- Aim: Write out the whole listing word for word.

- Input for this task:
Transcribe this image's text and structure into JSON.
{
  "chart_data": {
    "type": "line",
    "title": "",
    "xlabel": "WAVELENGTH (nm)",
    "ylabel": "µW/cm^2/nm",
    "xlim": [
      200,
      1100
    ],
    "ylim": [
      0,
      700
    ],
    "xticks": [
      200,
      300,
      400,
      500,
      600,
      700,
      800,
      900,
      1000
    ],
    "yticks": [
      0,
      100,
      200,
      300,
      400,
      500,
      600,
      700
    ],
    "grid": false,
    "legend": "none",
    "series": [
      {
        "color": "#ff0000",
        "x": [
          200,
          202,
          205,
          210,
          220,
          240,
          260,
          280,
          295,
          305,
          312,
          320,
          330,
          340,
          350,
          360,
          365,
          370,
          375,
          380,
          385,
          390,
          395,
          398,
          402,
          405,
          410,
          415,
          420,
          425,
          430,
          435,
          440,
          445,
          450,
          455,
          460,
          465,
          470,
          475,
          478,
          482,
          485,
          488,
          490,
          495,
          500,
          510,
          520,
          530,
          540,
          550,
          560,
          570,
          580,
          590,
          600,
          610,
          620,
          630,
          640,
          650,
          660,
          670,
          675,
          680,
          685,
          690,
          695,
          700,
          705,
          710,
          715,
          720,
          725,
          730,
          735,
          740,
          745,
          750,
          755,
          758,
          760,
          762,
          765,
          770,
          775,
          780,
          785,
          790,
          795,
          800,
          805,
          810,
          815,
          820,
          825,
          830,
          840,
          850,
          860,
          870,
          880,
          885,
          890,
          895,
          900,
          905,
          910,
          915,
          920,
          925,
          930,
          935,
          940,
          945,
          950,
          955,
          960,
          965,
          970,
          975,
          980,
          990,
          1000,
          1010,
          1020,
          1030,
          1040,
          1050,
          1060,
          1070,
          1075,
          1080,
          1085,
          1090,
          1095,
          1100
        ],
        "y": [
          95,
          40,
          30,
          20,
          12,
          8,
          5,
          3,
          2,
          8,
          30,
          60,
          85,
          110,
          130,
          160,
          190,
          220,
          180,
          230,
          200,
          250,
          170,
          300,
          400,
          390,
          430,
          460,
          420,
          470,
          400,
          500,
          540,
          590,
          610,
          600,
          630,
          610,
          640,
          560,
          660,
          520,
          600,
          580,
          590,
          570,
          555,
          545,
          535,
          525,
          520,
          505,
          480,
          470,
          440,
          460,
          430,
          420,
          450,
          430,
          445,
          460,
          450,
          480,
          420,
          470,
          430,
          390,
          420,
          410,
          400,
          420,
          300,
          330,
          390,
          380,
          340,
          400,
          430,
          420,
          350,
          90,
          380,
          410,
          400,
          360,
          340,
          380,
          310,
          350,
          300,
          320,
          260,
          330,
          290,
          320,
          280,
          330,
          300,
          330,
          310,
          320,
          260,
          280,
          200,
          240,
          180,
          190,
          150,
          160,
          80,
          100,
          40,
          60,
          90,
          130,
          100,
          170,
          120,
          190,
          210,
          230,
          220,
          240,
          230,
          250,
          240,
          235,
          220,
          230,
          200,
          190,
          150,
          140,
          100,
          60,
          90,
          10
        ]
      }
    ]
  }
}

- Output:
Transcribe this image's text and structure into JSON.
{
  "chart_data": {
    "type": "line",
    "title": "",
    "xlabel": "WAVELENGTH (nm)",
    "ylabel": "µW/cm^2/nm",
    "xlim": [
      200,
      1100
    ],
    "ylim": [
      0,
      700
    ],
    "xticks": [
      200,
      300,
      400,
      500,
      600,
      700,
      800,
      900,
      1000
    ],
    "yticks": [
      0,
      100,
      200,
      300,
      400,
      500,
      600,
      700
    ],
    "grid": false,
    "legend": "none",
    "series": [
      {
        "color": "#ff0000",
        "x": [
          200,
          202,
          205,
          210,
          220,
          240,
          260,
          280,
          295,
          305,
          312,
          320,
          330,
          340,
          350,
          360,
          365,
          370,
          375,
          380,
          385,
          390,
          395,
          398,
          402,
          405,
          410,
          415,
          420,
          425,
          430,
          435,
          440,
          445,
          450,
          455,
          460,
          465,
          470,
          475,
          478,
          482,
          485,
          488,
          490,
          495,
          500,
          510,
          520,
          530,
          540,
          550,
          560,
          570,
          580,
          590,
          600,
          610,
          620,
          630,
          640,
          650,
          660,
          670,
          675,
          680,
          685,
          690,
          695,
          700,
          705,
          710,
          715,
          720,
          725,
          730,
          735,
          740,
          745,
          750,
          755,
          758,
          760,
          762,
          765,
          770,
          775,
          780,
          785,
          790,
          795,
          800,
          805,
          810,
          815,
          820,
          825,
          830,
          840,
          850,
          860,
          870,
          880,
          885,
          890,
          895,
          900,
          905,
          910,
          915,
          920,
          925,
          930,
          935,
          940,
          945,
          950,
          955,
          960,
          965,
          970,
          975,
          980,
          990,
          1000,
          1010,
          1020,
          1030,
          1040,
          1050,
          1060,
          1070,
          1075,
          1080,
          1085,
          1090,
          1095,
          1100
        ],
        "y": [
          95,
          40,
          30,
          20,
          12,
          8,
          5,
          3,
          2,
          8,
          30,
          60,
          85,
          110,
          130,
          160,
          190,
          220,
          180,
          230,
          200,
          250,
          170,
          300,
          400,
          390,
          430,
          460,
          420,
          470,
          400,
          500,
          540,
          590,
          610,
          600,
          630,
          610,
          640,
          560,
          660,
          520,
          600,
          580,
          590,
          570,
          555,
          545,
          535,
          525,
          520,
          505,
          480,
          470,
          440,
          460,
          430,
          420,
          450,
          430,
          445,
          460,
          450,
          480,
          420,
          470,
          430,
          390,
          420,
          410,
          400,
          420,
          300,
          330,
          390,
          380,
          340,
          400,
          430,
          420,
          350,
          90,
          380,
          410,
          400,
          360,
          340,
          380,
          310,
          350,
          300,
          320,
          260,
          330,
          290,
          320,
          280,
          330,
          300,
          330,
          310,
          320,
          260,
          280,
          200,
          240,
          180,
          190,
          150,
          160,
          80,
          100,
          40,
          60,
          90,
          130,
          100,
          170,
          120,
          190,
          210,
          230,
          220,
          240,
          230,
          250,
          240,
          235,
          220,
          230,
          200,
          190,
          150,
          140,
          100,
          60,
          90,
          10
        ]
      }
    ]
  }
}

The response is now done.